(Structured figure records)

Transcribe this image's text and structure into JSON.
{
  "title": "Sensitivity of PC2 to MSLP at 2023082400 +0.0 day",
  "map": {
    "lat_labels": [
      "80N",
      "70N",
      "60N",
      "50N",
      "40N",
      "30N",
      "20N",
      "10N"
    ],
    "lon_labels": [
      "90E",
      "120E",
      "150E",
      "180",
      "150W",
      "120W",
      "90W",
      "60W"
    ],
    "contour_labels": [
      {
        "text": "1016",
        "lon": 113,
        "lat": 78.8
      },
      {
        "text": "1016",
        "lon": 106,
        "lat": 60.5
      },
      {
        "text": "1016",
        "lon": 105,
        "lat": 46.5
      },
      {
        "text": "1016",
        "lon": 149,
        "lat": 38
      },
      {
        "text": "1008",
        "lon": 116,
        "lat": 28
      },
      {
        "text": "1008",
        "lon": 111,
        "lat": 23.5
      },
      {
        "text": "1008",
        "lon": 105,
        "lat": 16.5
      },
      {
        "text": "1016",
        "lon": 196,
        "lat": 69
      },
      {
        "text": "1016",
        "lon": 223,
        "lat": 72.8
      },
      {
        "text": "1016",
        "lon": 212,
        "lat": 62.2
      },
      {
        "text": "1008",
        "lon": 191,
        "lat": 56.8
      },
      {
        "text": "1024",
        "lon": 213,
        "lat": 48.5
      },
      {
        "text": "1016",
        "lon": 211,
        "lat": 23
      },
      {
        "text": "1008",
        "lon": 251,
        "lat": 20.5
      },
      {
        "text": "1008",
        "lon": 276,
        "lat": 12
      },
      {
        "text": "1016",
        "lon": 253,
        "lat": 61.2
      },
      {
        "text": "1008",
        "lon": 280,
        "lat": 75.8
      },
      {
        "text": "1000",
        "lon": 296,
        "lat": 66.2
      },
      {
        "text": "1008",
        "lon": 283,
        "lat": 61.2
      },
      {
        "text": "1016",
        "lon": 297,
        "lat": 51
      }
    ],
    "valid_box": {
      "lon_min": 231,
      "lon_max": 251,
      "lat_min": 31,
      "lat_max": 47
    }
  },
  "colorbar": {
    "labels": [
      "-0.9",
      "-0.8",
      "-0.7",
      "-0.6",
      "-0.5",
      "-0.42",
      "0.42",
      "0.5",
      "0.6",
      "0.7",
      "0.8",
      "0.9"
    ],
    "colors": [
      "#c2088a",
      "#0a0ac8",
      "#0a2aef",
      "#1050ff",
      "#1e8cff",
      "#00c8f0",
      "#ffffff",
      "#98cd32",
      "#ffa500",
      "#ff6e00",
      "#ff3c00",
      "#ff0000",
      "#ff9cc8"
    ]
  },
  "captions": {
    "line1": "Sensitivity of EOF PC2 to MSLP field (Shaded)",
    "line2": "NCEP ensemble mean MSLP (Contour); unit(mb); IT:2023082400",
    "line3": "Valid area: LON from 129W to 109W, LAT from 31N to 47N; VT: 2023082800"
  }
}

**Prompt**
Using the listing, copy every line where the word "Sensitivity" shows up.

**Result below**
  "title": "Sensitivity of PC2 to MSLP at 2023082400 +0.0 day",
    "line1": "Sensitivity of EOF PC2 to MSLP field (Shaded)",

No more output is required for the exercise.